Answer with one number: how many lines hold "Example".

* Start Records shown *

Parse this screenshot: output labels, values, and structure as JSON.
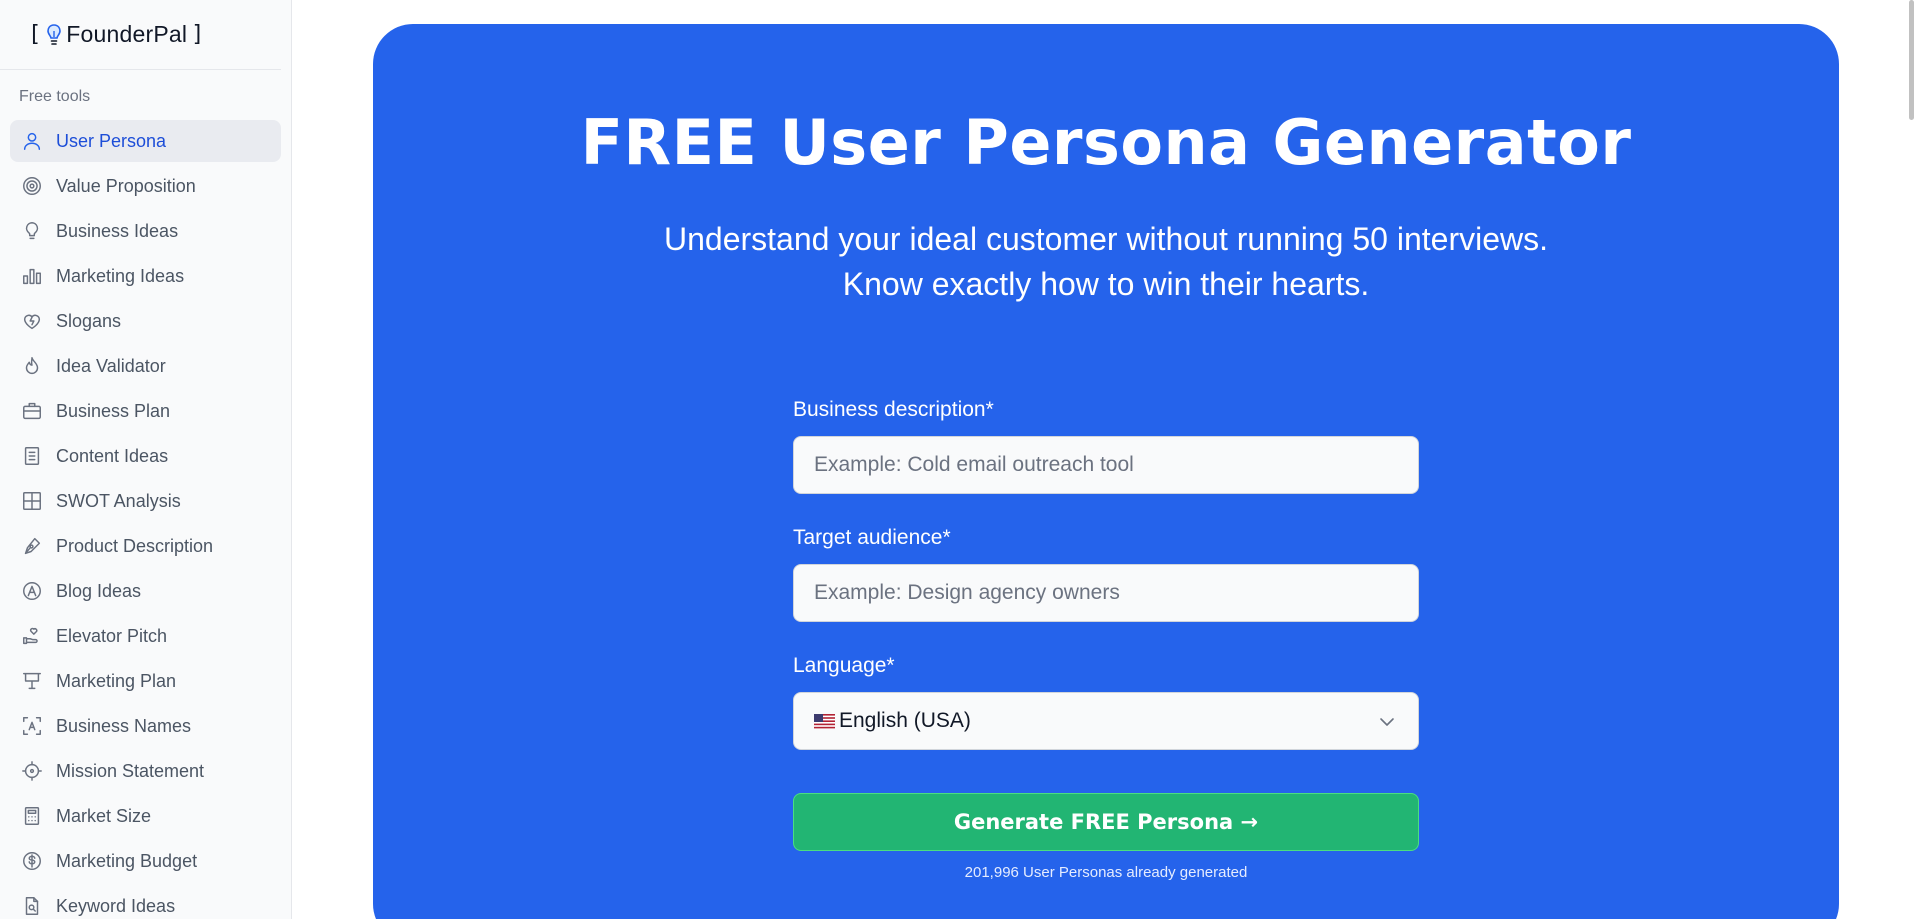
{
  "brand": {
    "open_bracket": "[",
    "name": "FounderPal",
    "close_bracket": "]"
  },
  "sidebar": {
    "section_label": "Free tools",
    "items": [
      {
        "label": "User Persona",
        "icon": "user-icon",
        "active": true
      },
      {
        "label": "Value Proposition",
        "icon": "target-icon"
      },
      {
        "label": "Business Ideas",
        "icon": "lightbulb-icon"
      },
      {
        "label": "Marketing Ideas",
        "icon": "bar-chart-icon"
      },
      {
        "label": "Slogans",
        "icon": "hearts-icon"
      },
      {
        "label": "Idea Validator",
        "icon": "flame-icon"
      },
      {
        "label": "Business Plan",
        "icon": "briefcase-icon"
      },
      {
        "label": "Content Ideas",
        "icon": "document-icon"
      },
      {
        "label": "SWOT Analysis",
        "icon": "grid-icon"
      },
      {
        "label": "Product Description",
        "icon": "pen-icon"
      },
      {
        "label": "Blog Ideas",
        "icon": "compass-icon"
      },
      {
        "label": "Elevator Pitch",
        "icon": "hand-heart-icon"
      },
      {
        "label": "Marketing Plan",
        "icon": "presentation-icon"
      },
      {
        "label": "Business Names",
        "icon": "text-frame-icon"
      },
      {
        "label": "Mission Statement",
        "icon": "crosshair-icon"
      },
      {
        "label": "Market Size",
        "icon": "calculator-icon"
      },
      {
        "label": "Marketing Budget",
        "icon": "dollar-circle-icon"
      },
      {
        "label": "Keyword Ideas",
        "icon": "file-search-icon"
      }
    ]
  },
  "hero": {
    "title": "FREE User Persona Generator",
    "subtitle_line1": "Understand your ideal customer without running 50 interviews.",
    "subtitle_line2": "Know exactly how to win their hearts."
  },
  "form": {
    "business_label": "Business description*",
    "business_placeholder": "Example: Cold email outreach tool",
    "audience_label": "Target audience*",
    "audience_placeholder": "Example: Design agency owners",
    "language_label": "Language*",
    "language_value": "English (USA)",
    "language_flag": "us-flag-icon",
    "submit_label": "Generate FREE Persona →",
    "generated_count": "201,996 User Personas already generated"
  },
  "colors": {
    "hero_bg": "#2563eb",
    "cta_bg": "#22b573",
    "active_nav_text": "#1d4ed8"
  }
}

* End Records shown *

> _Answer to the task_
2